*Objective*
Only the number is wanted: how many lines of these entries contain the word "this"?

Data extracted from a collection
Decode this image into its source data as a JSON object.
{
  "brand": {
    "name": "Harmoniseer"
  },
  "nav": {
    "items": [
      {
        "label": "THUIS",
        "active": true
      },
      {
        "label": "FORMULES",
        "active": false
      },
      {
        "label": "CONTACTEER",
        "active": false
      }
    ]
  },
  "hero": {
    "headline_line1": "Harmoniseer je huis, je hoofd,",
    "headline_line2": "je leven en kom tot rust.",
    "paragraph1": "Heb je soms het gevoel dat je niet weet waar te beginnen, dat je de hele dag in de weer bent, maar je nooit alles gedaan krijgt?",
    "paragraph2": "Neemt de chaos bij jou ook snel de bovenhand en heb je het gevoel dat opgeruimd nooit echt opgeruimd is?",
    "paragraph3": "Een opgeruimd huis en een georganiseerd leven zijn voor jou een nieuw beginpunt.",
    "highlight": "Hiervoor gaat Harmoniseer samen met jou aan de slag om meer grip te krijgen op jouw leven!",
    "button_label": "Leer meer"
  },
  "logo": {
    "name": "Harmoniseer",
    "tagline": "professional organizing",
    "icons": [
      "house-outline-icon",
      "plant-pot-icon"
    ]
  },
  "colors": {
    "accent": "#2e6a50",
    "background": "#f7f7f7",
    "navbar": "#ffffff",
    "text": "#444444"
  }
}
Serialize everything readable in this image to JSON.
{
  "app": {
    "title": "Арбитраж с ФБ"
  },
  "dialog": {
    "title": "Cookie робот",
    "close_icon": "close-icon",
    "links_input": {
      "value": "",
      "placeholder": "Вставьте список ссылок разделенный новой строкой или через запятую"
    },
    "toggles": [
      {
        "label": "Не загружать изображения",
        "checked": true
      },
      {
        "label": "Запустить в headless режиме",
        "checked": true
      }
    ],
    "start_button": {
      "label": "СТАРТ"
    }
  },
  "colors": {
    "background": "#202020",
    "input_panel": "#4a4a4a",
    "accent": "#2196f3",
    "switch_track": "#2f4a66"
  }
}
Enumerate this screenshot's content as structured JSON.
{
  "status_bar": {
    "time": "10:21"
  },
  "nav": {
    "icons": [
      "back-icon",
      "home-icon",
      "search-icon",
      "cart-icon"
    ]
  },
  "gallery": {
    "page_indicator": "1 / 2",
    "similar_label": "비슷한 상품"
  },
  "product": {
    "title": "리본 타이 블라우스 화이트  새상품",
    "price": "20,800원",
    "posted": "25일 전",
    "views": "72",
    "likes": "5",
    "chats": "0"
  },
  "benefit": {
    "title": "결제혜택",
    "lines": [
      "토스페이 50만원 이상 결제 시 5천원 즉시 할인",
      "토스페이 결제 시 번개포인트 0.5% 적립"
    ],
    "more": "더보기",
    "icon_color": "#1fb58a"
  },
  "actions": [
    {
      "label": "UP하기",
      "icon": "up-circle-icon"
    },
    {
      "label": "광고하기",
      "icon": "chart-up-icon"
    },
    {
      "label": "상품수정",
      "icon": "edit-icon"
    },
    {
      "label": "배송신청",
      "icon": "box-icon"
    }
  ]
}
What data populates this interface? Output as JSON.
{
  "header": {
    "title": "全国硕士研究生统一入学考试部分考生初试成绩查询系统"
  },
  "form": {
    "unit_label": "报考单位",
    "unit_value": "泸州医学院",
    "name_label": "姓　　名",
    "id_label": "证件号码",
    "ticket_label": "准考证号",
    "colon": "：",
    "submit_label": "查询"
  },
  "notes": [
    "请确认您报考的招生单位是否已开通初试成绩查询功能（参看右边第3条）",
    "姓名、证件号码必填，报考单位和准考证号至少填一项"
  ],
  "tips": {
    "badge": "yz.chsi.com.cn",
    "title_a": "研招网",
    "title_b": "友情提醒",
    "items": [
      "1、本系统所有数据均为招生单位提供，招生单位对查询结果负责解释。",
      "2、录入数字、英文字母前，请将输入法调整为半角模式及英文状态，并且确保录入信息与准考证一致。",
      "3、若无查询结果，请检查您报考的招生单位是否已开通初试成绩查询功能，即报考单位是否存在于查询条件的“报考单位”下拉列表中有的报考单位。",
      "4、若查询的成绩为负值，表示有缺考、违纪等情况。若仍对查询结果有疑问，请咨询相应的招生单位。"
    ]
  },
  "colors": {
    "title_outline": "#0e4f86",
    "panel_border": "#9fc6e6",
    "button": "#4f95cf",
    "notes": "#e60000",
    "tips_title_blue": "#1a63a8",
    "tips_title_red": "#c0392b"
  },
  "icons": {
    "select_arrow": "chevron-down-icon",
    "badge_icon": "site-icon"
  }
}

*Correct answer*
4